Stored data »
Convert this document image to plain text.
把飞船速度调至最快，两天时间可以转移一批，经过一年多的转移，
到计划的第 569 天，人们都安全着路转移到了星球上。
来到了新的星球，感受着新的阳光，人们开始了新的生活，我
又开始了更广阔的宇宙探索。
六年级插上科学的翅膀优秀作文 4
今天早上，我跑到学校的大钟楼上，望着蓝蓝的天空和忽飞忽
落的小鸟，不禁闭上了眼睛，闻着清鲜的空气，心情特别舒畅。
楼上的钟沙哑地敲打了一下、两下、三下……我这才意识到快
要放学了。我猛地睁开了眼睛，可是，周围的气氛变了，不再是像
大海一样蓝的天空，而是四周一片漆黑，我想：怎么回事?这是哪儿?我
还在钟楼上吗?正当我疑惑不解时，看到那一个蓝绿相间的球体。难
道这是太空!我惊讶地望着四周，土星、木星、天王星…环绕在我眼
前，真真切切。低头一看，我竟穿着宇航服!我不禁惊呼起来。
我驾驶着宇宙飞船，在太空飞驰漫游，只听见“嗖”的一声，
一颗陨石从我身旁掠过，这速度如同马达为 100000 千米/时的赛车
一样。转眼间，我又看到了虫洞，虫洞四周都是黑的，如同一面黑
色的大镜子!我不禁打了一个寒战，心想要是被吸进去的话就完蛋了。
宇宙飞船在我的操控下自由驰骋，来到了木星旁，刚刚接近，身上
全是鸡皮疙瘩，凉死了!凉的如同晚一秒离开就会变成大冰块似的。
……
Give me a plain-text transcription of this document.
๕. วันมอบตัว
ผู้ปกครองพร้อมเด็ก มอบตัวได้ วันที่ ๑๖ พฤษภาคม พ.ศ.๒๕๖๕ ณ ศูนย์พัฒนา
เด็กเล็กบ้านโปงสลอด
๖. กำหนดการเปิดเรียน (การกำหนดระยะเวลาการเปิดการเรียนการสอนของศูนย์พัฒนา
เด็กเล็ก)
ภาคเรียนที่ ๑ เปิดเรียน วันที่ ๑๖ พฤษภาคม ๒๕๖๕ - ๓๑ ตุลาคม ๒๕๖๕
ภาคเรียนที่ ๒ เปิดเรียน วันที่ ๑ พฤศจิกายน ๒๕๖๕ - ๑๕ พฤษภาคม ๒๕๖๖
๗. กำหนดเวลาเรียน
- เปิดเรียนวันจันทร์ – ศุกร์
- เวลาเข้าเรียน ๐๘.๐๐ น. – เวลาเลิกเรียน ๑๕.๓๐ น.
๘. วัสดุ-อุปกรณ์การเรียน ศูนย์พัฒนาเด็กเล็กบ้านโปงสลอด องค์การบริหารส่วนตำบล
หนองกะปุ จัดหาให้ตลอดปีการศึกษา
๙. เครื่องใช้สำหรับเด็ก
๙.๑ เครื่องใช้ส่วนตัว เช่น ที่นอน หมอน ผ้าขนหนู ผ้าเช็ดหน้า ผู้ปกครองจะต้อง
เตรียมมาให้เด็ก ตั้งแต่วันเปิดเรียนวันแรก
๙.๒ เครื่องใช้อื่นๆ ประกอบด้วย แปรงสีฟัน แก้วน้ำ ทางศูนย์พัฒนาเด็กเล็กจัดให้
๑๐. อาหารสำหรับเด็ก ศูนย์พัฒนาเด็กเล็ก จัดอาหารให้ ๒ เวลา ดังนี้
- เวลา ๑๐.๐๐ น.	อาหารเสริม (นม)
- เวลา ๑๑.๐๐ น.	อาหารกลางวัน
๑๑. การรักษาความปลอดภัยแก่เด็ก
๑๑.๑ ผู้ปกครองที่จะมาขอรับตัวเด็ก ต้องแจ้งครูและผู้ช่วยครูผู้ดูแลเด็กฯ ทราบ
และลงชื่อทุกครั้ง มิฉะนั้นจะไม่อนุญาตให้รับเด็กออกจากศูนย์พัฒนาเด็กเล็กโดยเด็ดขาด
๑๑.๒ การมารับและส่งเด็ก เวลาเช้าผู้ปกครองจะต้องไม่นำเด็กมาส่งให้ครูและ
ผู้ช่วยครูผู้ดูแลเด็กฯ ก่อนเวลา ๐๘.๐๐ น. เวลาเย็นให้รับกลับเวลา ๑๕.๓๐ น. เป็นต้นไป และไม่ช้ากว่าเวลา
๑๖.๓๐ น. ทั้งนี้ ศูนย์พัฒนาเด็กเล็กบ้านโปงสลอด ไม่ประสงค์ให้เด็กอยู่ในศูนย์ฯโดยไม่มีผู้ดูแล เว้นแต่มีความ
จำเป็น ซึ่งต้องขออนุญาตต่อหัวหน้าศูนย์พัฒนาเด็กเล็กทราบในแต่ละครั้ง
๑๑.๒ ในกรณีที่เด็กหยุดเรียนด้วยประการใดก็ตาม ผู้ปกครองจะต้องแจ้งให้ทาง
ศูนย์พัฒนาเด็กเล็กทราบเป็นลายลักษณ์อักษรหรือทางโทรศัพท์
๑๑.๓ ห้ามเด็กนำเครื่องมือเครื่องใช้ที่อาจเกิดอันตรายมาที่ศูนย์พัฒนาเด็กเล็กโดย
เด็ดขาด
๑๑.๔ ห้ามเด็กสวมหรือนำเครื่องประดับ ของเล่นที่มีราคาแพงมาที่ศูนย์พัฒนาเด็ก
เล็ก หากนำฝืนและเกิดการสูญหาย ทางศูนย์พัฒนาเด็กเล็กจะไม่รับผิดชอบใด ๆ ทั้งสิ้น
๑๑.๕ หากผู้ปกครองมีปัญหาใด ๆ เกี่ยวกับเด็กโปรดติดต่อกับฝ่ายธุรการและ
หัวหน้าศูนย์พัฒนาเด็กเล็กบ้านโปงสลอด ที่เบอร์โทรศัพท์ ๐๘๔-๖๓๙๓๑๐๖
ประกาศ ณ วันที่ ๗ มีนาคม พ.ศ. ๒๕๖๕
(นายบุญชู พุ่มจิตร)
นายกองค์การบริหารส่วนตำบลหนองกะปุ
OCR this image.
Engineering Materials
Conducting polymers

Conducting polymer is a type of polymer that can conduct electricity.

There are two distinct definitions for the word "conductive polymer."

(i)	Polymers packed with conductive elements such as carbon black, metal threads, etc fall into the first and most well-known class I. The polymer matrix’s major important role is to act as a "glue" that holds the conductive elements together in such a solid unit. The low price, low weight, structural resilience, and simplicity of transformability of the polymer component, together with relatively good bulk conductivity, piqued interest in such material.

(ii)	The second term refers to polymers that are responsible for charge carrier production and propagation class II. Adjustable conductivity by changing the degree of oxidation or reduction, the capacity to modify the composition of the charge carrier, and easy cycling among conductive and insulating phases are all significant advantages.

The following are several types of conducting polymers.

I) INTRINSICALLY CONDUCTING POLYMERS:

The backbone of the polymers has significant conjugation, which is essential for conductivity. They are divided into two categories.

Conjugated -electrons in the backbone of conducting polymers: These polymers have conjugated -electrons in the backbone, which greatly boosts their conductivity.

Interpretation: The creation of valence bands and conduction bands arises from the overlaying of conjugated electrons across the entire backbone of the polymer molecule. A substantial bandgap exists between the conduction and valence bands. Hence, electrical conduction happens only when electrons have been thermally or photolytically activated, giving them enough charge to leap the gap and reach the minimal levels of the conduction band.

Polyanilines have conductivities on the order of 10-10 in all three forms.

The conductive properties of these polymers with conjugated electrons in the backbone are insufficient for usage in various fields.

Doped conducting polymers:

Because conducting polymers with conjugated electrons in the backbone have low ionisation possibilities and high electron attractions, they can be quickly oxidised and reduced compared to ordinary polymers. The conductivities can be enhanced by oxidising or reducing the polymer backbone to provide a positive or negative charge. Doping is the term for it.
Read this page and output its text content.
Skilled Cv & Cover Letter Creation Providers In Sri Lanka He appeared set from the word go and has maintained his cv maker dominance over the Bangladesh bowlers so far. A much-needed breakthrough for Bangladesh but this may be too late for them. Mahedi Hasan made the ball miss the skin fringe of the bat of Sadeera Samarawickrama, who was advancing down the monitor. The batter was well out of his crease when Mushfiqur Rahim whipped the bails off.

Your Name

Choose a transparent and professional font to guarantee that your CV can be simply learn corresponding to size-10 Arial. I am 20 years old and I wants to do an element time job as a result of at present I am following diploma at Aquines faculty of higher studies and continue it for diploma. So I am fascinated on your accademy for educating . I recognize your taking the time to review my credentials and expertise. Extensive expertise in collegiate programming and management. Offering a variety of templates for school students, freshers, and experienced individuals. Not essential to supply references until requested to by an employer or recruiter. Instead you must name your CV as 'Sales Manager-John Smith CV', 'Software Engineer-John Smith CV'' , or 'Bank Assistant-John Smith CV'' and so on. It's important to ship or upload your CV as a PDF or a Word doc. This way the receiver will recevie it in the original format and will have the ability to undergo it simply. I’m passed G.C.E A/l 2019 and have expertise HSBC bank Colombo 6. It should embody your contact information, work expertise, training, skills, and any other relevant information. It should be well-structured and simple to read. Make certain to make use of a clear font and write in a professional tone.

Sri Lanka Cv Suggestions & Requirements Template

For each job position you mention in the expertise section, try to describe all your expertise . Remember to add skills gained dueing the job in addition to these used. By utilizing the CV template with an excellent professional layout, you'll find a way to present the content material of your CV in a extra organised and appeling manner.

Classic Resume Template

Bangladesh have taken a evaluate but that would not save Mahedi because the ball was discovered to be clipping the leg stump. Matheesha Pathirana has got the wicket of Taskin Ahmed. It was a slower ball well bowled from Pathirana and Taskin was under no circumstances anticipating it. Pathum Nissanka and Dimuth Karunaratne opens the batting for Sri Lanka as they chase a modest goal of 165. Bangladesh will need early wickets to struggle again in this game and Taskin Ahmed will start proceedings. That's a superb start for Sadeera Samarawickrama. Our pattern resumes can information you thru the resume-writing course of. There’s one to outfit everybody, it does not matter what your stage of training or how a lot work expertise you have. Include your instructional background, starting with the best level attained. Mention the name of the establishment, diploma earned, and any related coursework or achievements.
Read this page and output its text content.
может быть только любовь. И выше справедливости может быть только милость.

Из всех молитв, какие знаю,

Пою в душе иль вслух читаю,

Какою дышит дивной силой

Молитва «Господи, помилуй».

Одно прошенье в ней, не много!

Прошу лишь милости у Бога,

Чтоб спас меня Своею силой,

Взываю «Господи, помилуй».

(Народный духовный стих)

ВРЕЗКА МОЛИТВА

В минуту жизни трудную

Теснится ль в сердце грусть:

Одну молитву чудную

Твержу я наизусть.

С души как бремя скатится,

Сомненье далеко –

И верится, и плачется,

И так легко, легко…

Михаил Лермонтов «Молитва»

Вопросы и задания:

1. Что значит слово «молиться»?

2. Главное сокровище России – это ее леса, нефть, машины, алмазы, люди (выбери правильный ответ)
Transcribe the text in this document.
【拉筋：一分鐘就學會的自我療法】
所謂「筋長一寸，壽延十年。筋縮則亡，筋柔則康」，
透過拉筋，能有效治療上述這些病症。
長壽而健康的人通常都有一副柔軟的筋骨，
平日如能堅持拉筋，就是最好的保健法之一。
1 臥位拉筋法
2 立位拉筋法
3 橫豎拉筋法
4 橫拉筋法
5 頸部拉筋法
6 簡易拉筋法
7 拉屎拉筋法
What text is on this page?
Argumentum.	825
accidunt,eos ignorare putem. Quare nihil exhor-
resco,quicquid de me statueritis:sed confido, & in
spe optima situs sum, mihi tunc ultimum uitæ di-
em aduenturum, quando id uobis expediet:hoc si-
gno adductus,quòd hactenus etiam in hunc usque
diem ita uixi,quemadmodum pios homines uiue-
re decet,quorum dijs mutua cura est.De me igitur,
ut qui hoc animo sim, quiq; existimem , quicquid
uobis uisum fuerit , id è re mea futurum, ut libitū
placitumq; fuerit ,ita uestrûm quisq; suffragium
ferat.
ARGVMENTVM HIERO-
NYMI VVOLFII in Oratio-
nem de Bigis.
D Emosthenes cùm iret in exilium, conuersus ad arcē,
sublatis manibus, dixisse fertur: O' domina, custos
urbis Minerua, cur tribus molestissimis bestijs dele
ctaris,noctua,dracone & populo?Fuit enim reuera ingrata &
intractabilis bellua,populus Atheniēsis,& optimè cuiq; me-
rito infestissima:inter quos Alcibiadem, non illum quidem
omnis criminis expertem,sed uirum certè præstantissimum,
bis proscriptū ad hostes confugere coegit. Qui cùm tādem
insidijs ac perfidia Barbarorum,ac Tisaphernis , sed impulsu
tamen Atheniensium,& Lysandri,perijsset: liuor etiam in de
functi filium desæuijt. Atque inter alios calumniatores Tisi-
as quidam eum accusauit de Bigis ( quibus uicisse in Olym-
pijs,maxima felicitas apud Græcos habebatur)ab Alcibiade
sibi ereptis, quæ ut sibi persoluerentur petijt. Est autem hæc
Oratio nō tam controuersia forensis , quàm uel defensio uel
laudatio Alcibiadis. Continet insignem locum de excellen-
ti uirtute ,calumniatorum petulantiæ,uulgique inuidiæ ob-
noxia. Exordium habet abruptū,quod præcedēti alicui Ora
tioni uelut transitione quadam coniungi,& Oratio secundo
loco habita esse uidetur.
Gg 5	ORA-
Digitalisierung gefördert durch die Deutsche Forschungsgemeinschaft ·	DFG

The request » Filter the records for lines holding the string "fuerit". Copy each one.

Written response »
uobis uisum fuerit , id è re mea futurum, ut libitū
placitumq; fuerit ,ita uestrûm quisq; suffragium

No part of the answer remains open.